▶ _DATA EXTRACTS_:
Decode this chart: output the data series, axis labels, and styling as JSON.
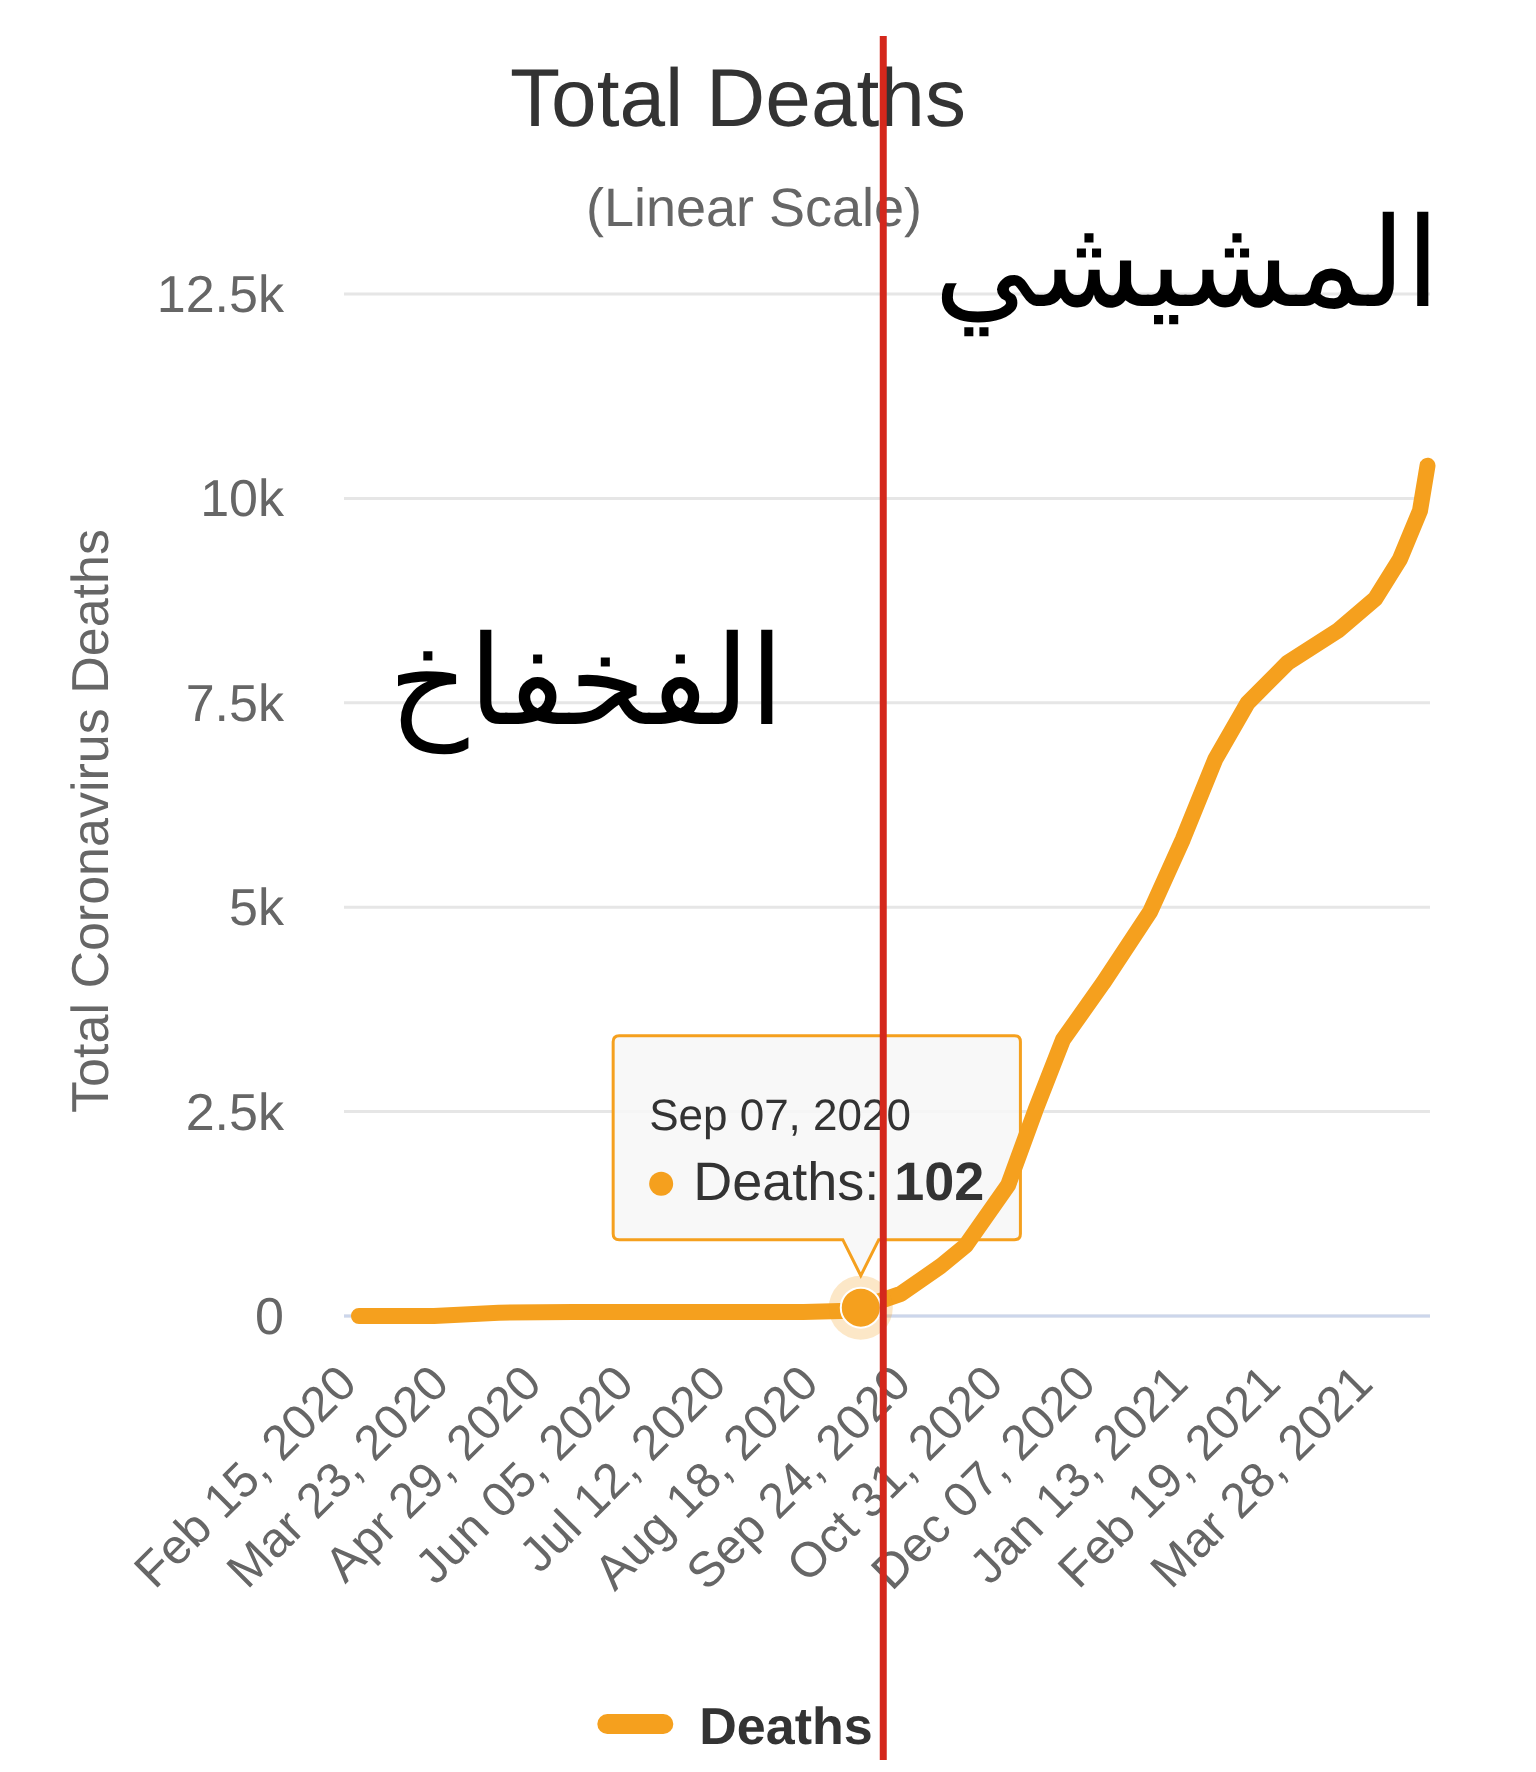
{
  "chart_data": {
    "type": "line",
    "title": "Total Deaths",
    "subtitle": "(Linear Scale)",
    "ylabel": "Total Coronavirus Deaths",
    "xlim": [
      "2020-02-13",
      "2021-04-23"
    ],
    "xticks": [
      {
        "value": "2020-02-15",
        "label": "Feb 15, 2020"
      },
      {
        "value": "2020-03-23",
        "label": "Mar 23, 2020"
      },
      {
        "value": "2020-04-29",
        "label": "Apr 29, 2020"
      },
      {
        "value": "2020-06-05",
        "label": "Jun 05, 2020"
      },
      {
        "value": "2020-07-12",
        "label": "Jul 12, 2020"
      },
      {
        "value": "2020-08-18",
        "label": "Aug 18, 2020"
      },
      {
        "value": "2020-09-24",
        "label": "Sep 24, 2020"
      },
      {
        "value": "2020-10-31",
        "label": "Oct 31, 2020"
      },
      {
        "value": "2020-12-07",
        "label": "Dec 07, 2020"
      },
      {
        "value": "2021-01-13",
        "label": "Jan 13, 2021"
      },
      {
        "value": "2021-02-19",
        "label": "Feb 19, 2021"
      },
      {
        "value": "2021-03-28",
        "label": "Mar 28, 2021"
      }
    ],
    "ylim": [
      0,
      12500
    ],
    "yticks": [
      0,
      {
        "value": 2500,
        "label": "2.5k"
      },
      {
        "value": 5000,
        "label": "5k"
      },
      {
        "value": 7500,
        "label": "7.5k"
      },
      {
        "value": 10000,
        "label": "10k"
      },
      {
        "value": 12500,
        "label": "12.5k"
      }
    ],
    "grid": "y",
    "legend": "bottom",
    "series": [
      {
        "name": "Deaths",
        "color": "#f5a01e",
        "x": [
          "2020-02-19",
          "2020-03-20",
          "2020-04-15",
          "2020-05-15",
          "2020-06-15",
          "2020-07-15",
          "2020-08-15",
          "2020-08-30",
          "2020-09-07",
          "2020-09-23",
          "2020-10-09",
          "2020-10-19",
          "2020-11-05",
          "2020-11-16",
          "2020-11-27",
          "2020-12-13",
          "2021-01-01",
          "2021-01-14",
          "2021-01-27",
          "2021-02-09",
          "2021-02-25",
          "2021-03-17",
          "2021-04-01",
          "2021-04-11",
          "2021-04-19",
          "2021-04-22"
        ],
        "values": [
          0,
          0,
          40,
          50,
          50,
          50,
          50,
          60,
          102,
          270,
          610,
          860,
          1600,
          2520,
          3380,
          4070,
          4950,
          5830,
          6810,
          7500,
          7990,
          8380,
          8770,
          9260,
          9850,
          10400
        ]
      }
    ],
    "ref_lines": [
      {
        "axis": "x",
        "value": "2020-09-16",
        "color": "#d4281c"
      }
    ],
    "annotations": [
      {
        "text": "Sep 07, 2020\nDeaths: 102",
        "x": "2020-09-07",
        "y": 102
      },
      "المشيشي",
      "الفخفاخ"
    ]
  }
}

▶ _WHAT YOU SHOULD DO_:
In how many lines of the data above does the word "series" occur? Only the number is wanted.

▶ _RESPONSE_:
2